**Text segment**.
RAG

RAG Without Hallucinations: Chunking, Retrieval and What Drives Answer Quality

4 min read·Published ·Updated ·Fryderyk Pryjma
TL;DR

Why RAG sometimes gets it wrong and how to limit it. Chunking, embeddings, reranking, designing the "I don't know" answer, and how to measure quality before you trust the answers.

RAG Without Hallucinations: Chunking, Retrieval and What Drives Answer Quality

RAG Without Hallucinations: Chunking, Retrieval and What Drives Answer Quality

Reading time: approx. 8 minutes

Short answer: RAG hallucinates less than a bare model, because it answers from your documents, but it does not stop hallucinating entirely unless you design three things well: how you split documents into fragments (chunking), how effective the search is (retrieval), and honest behavior when there is no basis. The most common cause of wrong answers is not a "dumb model" but the fact that the right fragment was not found, or that a fragment similar in wording but off-target was found. Below, step by step, what really drives quality.

Where errors in RAG come from

A text-generating model always tries to produce a coherent, plausible-sounding answer. If the search system feeds it good, relevant fragments, the answer will be grounded in facts. If it feeds it loosely related fragments, or nothing, the model may stitch together something that sounds good and is wrong. That is why in RAG the fight for quality happens first at the search stage, before the model even starts writing.

Chunking: how you split documents

Documents are not fed into the system whole. They are split into fragments that are then searched. Against intuition, this is one of the most important decisions.

  • Fragments that are too large mix several topics at once, so search loses precision and the model gets a lot of noise.
  • Fragments that are too small lose context. A parameter alone, without which machine and which procedure it belongs to, is useless.

**Stored dataset items**.
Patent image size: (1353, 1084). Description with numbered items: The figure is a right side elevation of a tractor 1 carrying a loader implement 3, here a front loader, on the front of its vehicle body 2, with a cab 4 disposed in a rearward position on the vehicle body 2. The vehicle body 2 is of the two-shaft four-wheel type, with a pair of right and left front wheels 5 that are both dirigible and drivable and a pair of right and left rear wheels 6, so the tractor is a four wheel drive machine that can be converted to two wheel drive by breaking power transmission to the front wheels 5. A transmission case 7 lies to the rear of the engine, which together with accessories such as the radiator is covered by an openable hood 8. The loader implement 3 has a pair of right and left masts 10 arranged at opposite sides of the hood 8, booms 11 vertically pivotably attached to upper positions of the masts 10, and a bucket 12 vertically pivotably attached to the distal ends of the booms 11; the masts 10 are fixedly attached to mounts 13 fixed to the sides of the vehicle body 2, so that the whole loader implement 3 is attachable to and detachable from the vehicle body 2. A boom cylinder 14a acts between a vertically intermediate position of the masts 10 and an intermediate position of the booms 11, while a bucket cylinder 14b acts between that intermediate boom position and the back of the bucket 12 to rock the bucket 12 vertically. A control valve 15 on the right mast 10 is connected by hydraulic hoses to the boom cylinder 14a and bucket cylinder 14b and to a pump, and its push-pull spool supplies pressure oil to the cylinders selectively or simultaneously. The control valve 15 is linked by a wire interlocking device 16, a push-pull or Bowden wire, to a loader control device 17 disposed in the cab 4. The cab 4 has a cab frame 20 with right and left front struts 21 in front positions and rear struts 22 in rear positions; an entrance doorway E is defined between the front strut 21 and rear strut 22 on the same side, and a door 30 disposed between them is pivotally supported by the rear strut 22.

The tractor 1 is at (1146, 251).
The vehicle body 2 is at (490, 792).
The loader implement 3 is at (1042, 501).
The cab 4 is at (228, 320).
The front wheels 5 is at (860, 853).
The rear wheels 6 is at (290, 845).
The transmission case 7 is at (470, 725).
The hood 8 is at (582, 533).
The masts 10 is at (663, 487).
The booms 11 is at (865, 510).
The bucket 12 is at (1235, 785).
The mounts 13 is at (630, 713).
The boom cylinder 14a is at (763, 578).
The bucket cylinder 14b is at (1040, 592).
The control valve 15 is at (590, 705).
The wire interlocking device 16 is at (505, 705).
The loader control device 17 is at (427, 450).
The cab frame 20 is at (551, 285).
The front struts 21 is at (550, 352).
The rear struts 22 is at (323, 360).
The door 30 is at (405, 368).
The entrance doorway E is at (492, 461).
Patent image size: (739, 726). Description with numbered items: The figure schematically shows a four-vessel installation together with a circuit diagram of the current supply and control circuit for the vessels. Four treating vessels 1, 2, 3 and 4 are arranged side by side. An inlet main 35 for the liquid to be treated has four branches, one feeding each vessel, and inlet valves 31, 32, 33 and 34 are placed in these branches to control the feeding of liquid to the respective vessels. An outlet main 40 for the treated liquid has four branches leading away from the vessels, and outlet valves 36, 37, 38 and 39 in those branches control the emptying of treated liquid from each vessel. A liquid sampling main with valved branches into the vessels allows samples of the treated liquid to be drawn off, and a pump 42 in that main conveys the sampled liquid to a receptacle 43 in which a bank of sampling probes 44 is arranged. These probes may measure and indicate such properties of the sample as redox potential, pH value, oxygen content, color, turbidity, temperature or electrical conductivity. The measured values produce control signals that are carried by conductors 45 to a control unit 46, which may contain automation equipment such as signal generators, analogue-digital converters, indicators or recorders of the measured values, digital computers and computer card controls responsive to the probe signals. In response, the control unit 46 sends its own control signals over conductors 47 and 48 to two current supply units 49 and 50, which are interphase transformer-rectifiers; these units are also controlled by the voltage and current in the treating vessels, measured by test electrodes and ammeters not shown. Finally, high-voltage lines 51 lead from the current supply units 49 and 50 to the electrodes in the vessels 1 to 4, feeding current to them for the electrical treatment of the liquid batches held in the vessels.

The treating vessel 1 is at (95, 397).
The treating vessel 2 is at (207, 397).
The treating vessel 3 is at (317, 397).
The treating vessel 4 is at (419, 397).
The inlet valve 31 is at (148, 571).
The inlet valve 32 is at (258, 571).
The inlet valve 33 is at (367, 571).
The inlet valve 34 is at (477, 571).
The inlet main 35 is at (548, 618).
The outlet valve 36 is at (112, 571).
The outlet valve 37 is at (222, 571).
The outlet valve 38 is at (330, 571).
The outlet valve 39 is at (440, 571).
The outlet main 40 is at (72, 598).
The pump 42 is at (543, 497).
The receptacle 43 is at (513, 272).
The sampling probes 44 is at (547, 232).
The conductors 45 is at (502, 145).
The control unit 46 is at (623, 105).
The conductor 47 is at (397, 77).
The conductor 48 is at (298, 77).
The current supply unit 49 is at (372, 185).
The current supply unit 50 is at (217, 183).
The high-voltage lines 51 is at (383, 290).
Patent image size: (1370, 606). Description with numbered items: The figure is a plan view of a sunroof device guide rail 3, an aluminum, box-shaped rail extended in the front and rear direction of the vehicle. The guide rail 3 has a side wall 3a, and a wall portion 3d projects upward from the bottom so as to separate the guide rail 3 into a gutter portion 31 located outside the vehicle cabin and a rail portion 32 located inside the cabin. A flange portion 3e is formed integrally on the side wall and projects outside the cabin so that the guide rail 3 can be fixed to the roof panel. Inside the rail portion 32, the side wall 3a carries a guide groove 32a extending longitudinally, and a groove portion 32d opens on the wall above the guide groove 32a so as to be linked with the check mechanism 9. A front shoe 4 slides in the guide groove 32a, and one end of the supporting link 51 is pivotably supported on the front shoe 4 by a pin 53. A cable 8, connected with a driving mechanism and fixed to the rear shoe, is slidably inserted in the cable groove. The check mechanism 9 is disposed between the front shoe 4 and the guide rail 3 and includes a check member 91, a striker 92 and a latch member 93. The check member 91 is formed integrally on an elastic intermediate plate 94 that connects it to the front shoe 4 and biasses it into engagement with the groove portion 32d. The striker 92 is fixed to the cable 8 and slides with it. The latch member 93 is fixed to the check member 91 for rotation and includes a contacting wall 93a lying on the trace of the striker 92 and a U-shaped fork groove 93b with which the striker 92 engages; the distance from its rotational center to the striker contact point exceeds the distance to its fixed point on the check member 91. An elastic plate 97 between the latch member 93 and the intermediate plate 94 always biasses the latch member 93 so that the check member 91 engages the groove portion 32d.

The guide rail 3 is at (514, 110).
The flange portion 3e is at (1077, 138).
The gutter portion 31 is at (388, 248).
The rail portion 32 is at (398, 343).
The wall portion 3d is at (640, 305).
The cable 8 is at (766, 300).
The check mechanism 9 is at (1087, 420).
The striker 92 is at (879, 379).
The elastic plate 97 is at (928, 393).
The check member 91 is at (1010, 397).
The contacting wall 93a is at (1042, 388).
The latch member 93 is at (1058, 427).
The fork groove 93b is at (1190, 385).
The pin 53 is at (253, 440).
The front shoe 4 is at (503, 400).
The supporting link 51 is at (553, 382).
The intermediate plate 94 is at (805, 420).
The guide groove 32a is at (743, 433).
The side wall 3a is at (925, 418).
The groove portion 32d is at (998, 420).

**Tasks to carry out**.
a) Update the RAG article from "A text-generating model" up to and including "most important decisions.", and swap "model" for "generator" throughout that stretch.
b) Write the next part of the RAG article, starting after its final sentence.

**The results**.
a)
A text-generating generator always tries to produce a coherent, plausible-sounding answer. If the search system feeds it good, relevant fragments, the answer will be grounded in facts. If it feeds it loosely related fragments, or nothing, the generator may stitch together something that sounds good and is wrong. That is why in RAG the fight for quality happens first at the search stage, before the generator even starts writing.

Chunking: how you split documents

Documents are not fed into the system whole. They are split into fragments that are then searched. Against intuition, this is one of the most important decisions.

b)
  • A good split follows the structure of the document: a section, a procedure, a table as a whole. In technical documentation it is worth keeping headings and the fragment's link to a specific machine or version.

Practical rule: split by meaning, not by a fixed character count. A fragment should be a self-sufficient answer to a single question.

Retrieval: how the system finds the right fragment

Search in RAG usually relies on embeddings, that is, turning text into a representation that lets you search by meaning rather than exact words. Thanks to that, the question "how do I clear the lockout" will find a fragment about "resetting the alarm", even without shared words.

This works well, but has limits. Abbreviations, catalog codes and shop-floor jargon can be tricky, because they look similar to one another. So two approaches are often combined: search by meaning and classic search by keywords. The first catches paraphrases, the second catches exact symbols and part numbers.

Reranking: when it helps and when it only costs

Reranking is an extra step where a separate model reviews the found fragments and orders them from most relevant. It can noticeably improve quality, but is not always worth its price.

  • It helps when the base is large and noisy and the first search returns many "almost relevant" fragments. Reranking separates the wheat from the chaff.
  • It is redundant when the base is small and well chunked, and search already returns the right fragment at the top. Then it only adds latency and cost.

Conclusion: do not add reranking by default. Add it when tests show the first search loses relevant fragments in the noise.

Designing the "I don't know" answer

This is the most underrated element of quality. A system that can say "I found no basis in the documentation" is, in technical work, more valuable than one that always answers. A blank field is information: either a document is missing or the question is poorly posed. A confident, wrong answer is a cost, because someone may act on it. Enforcing source citation and allowing "I don't know" are the two decisions that most limit hallucinations.

How to measure quality before you trust it

You will not trust a system on gut feeling. A simple, cheap way to evaluate:

  1. Collect a set of real questions to which you know the correct answers and know which document they are in.
  2. Check two things separately: whether the system found the right fragment (search relevance) and whether the answer is correct (answer relevance).
  3. Record the cases where it got it wrong, and look at which stage failed: it did not find the fragment, or it found it but answered badly.

That separation is key, because you fix different things. Bad retrieval is fixed with chunking, better search, or reranking. A bad answer given a good fragment is a matter of the model and how the answer is framed.

The most common mistakes

  • Loading raw scans without OCR. The system cannot see the content, so it will not find the answer.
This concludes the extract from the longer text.